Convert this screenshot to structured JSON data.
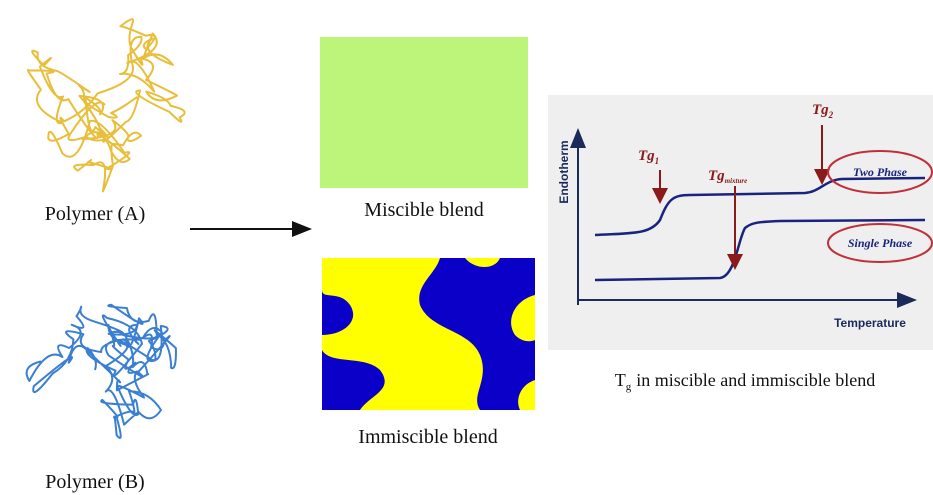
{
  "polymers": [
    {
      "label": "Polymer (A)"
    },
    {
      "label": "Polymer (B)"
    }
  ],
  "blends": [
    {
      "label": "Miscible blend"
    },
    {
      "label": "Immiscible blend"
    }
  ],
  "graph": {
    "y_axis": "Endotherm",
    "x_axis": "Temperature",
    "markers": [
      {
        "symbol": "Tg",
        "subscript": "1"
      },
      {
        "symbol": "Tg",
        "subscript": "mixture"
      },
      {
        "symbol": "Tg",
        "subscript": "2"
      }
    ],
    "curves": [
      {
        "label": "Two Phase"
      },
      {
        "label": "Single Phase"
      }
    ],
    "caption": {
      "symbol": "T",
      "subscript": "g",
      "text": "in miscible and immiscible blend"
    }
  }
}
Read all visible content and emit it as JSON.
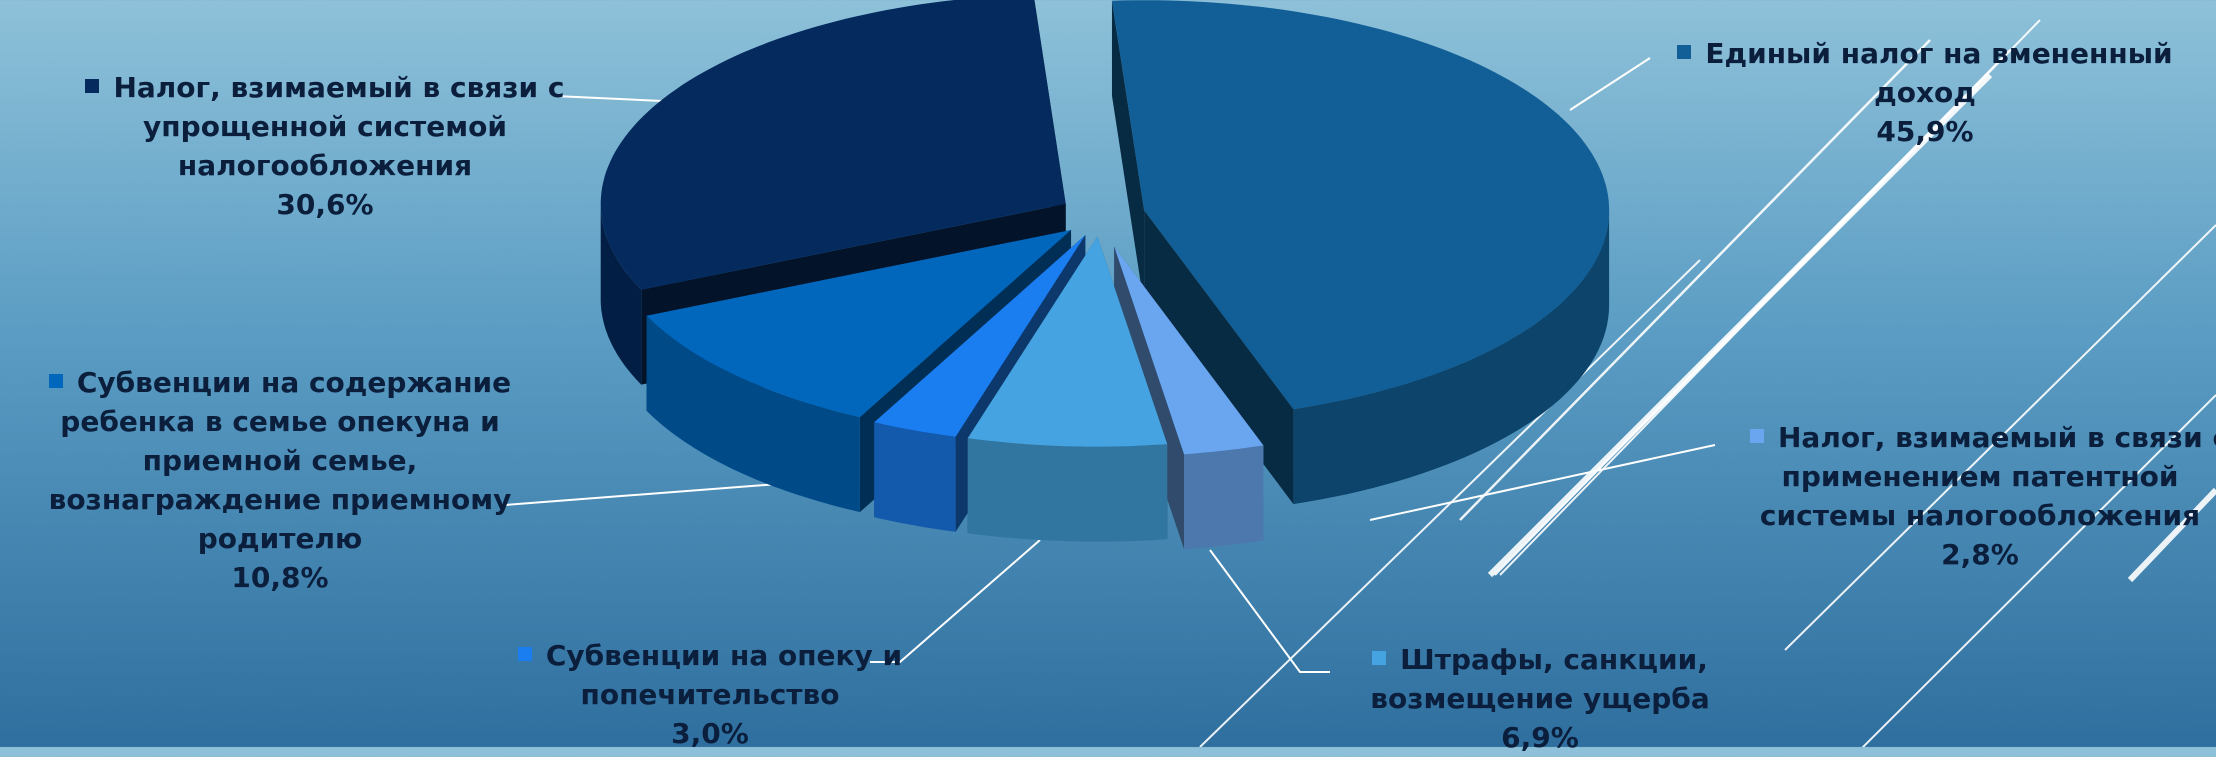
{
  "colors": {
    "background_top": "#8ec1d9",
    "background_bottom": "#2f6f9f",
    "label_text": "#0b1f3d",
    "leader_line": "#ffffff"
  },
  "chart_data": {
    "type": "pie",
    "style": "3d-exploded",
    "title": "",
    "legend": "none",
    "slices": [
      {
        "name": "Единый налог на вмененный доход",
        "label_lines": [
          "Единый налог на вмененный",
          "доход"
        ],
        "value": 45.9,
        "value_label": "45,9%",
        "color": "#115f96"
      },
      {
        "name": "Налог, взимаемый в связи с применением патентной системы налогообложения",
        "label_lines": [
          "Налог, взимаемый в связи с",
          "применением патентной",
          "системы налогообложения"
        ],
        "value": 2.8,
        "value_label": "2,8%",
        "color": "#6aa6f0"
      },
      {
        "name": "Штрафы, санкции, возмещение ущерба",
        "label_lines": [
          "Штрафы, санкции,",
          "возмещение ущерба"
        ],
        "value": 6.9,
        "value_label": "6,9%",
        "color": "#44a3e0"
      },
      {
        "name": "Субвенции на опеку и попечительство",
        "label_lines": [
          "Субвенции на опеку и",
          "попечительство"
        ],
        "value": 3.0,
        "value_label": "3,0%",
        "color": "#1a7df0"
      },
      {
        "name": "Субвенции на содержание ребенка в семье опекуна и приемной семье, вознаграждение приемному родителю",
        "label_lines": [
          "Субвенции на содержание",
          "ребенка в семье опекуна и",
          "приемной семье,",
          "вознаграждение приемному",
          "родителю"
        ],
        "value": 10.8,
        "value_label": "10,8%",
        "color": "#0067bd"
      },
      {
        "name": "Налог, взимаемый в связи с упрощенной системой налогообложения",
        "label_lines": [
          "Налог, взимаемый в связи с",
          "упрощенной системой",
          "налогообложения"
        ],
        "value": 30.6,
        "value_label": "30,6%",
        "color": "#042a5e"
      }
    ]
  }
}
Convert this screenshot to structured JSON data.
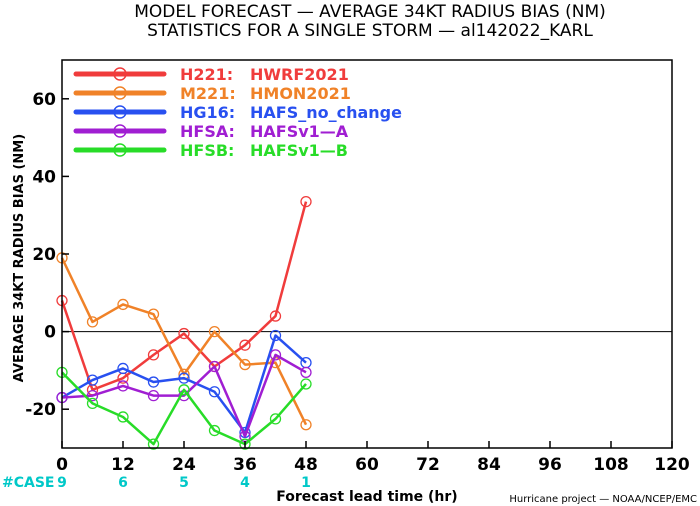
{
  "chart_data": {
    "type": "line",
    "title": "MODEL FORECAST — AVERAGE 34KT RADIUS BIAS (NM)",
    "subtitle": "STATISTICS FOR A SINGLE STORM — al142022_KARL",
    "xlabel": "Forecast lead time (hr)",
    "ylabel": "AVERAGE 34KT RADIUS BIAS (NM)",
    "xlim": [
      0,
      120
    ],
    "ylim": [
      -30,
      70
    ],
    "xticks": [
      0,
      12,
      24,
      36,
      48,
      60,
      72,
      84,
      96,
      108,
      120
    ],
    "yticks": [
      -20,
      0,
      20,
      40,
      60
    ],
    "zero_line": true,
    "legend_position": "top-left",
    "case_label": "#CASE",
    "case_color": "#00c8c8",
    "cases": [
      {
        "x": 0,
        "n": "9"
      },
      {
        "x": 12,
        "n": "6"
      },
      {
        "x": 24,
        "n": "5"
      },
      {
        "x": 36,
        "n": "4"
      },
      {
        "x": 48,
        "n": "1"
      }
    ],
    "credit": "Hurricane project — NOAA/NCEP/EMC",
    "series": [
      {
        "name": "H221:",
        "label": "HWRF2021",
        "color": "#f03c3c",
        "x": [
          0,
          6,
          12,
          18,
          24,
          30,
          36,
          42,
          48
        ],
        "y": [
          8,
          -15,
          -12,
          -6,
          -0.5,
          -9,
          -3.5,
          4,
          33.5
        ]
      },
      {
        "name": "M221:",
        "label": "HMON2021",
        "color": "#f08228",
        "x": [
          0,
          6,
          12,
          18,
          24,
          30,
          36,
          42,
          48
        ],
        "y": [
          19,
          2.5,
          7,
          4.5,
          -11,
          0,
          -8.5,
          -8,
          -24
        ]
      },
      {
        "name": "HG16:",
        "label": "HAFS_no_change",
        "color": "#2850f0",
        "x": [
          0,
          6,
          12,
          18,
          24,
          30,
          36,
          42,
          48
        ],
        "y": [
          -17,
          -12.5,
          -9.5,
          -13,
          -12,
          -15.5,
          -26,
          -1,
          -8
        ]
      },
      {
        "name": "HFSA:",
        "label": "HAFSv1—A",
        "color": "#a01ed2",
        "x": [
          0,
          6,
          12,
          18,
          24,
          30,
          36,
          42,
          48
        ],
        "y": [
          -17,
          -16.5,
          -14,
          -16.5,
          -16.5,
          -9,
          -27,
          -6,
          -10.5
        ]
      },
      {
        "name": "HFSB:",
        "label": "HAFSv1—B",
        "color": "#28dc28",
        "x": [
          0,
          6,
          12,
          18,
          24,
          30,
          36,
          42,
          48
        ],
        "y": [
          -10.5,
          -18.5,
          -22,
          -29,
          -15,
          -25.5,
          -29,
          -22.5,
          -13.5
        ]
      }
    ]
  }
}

#### [Instruction]
Write the material out again exactly as it appears, dropping the pictures.

#### [Solution to this exercise]
Convert this screenshot to structured JSON data.
{
  "polymers": [
    {
      "label": "Polymer (A)"
    },
    {
      "label": "Polymer (B)"
    }
  ],
  "blends": [
    {
      "label": "Miscible blend"
    },
    {
      "label": "Immiscible blend"
    }
  ],
  "graph": {
    "y_axis": "Endotherm",
    "x_axis": "Temperature",
    "markers": [
      {
        "symbol": "Tg",
        "subscript": "1"
      },
      {
        "symbol": "Tg",
        "subscript": "mixture"
      },
      {
        "symbol": "Tg",
        "subscript": "2"
      }
    ],
    "curves": [
      {
        "label": "Two Phase"
      },
      {
        "label": "Single Phase"
      }
    ],
    "caption": {
      "symbol": "T",
      "subscript": "g",
      "text": "in miscible and immiscible blend"
    }
  }
}
Read all visible content and emit it as JSON.
{
  "colors": {
    "background_top": "#8ec1d9",
    "background_bottom": "#2f6f9f",
    "label_text": "#0b1f3d",
    "leader_line": "#ffffff"
  },
  "chart_data": {
    "type": "pie",
    "style": "3d-exploded",
    "title": "",
    "legend": "none",
    "slices": [
      {
        "name": "Единый налог на вмененный доход",
        "label_lines": [
          "Единый налог на вмененный",
          "доход"
        ],
        "value": 45.9,
        "value_label": "45,9%",
        "color": "#115f96"
      },
      {
        "name": "Налог, взимаемый в связи с применением патентной системы налогообложения",
        "label_lines": [
          "Налог, взимаемый в связи с",
          "применением патентной",
          "системы налогообложения"
        ],
        "value": 2.8,
        "value_label": "2,8%",
        "color": "#6aa6f0"
      },
      {
        "name": "Штрафы, санкции, возмещение ущерба",
        "label_lines": [
          "Штрафы, санкции,",
          "возмещение ущерба"
        ],
        "value": 6.9,
        "value_label": "6,9%",
        "color": "#44a3e0"
      },
      {
        "name": "Субвенции на опеку и попечительство",
        "label_lines": [
          "Субвенции на опеку и",
          "попечительство"
        ],
        "value": 3.0,
        "value_label": "3,0%",
        "color": "#1a7df0"
      },
      {
        "name": "Субвенции на содержание ребенка в семье опекуна и приемной семье, вознаграждение приемному родителю",
        "label_lines": [
          "Субвенции на содержание",
          "ребенка в семье опекуна и",
          "приемной семье,",
          "вознаграждение приемному",
          "родителю"
        ],
        "value": 10.8,
        "value_label": "10,8%",
        "color": "#0067bd"
      },
      {
        "name": "Налог, взимаемый в связи с упрощенной системой налогообложения",
        "label_lines": [
          "Налог, взимаемый в связи с",
          "упрощенной системой",
          "налогообложения"
        ],
        "value": 30.6,
        "value_label": "30,6%",
        "color": "#042a5e"
      }
    ]
  }
}
Convert this screenshot to structured JSON data.
{
  "chart_data": {
    "type": "line",
    "title": "MODEL FORECAST — AVERAGE 34KT RADIUS BIAS (NM)",
    "subtitle": "STATISTICS FOR A SINGLE STORM — al142022_KARL",
    "xlabel": "Forecast lead time (hr)",
    "ylabel": "AVERAGE 34KT RADIUS BIAS (NM)",
    "xlim": [
      0,
      120
    ],
    "ylim": [
      -30,
      70
    ],
    "xticks": [
      0,
      12,
      24,
      36,
      48,
      60,
      72,
      84,
      96,
      108,
      120
    ],
    "yticks": [
      -20,
      0,
      20,
      40,
      60
    ],
    "zero_line": true,
    "legend_position": "top-left",
    "case_label": "#CASE",
    "case_color": "#00c8c8",
    "cases": [
      {
        "x": 0,
        "n": "9"
      },
      {
        "x": 12,
        "n": "6"
      },
      {
        "x": 24,
        "n": "5"
      },
      {
        "x": 36,
        "n": "4"
      },
      {
        "x": 48,
        "n": "1"
      }
    ],
    "credit": "Hurricane project — NOAA/NCEP/EMC",
    "series": [
      {
        "name": "H221:",
        "label": "HWRF2021",
        "color": "#f03c3c",
        "x": [
          0,
          6,
          12,
          18,
          24,
          30,
          36,
          42,
          48
        ],
        "y": [
          8,
          -15,
          -12,
          -6,
          -0.5,
          -9,
          -3.5,
          4,
          33.5
        ]
      },
      {
        "name": "M221:",
        "label": "HMON2021",
        "color": "#f08228",
        "x": [
          0,
          6,
          12,
          18,
          24,
          30,
          36,
          42,
          48
        ],
        "y": [
          19,
          2.5,
          7,
          4.5,
          -11,
          0,
          -8.5,
          -8,
          -24
        ]
      },
      {
        "name": "HG16:",
        "label": "HAFS_no_change",
        "color": "#2850f0",
        "x": [
          0,
          6,
          12,
          18,
          24,
          30,
          36,
          42,
          48
        ],
        "y": [
          -17,
          -12.5,
          -9.5,
          -13,
          -12,
          -15.5,
          -26,
          -1,
          -8
        ]
      },
      {
        "name": "HFSA:",
        "label": "HAFSv1—A",
        "color": "#a01ed2",
        "x": [
          0,
          6,
          12,
          18,
          24,
          30,
          36,
          42,
          48
        ],
        "y": [
          -17,
          -16.5,
          -14,
          -16.5,
          -16.5,
          -9,
          -27,
          -6,
          -10.5
        ]
      },
      {
        "name": "HFSB:",
        "label": "HAFSv1—B",
        "color": "#28dc28",
        "x": [
          0,
          6,
          12,
          18,
          24,
          30,
          36,
          42,
          48
        ],
        "y": [
          -10.5,
          -18.5,
          -22,
          -29,
          -15,
          -25.5,
          -29,
          -22.5,
          -13.5
        ]
      }
    ]
  }
}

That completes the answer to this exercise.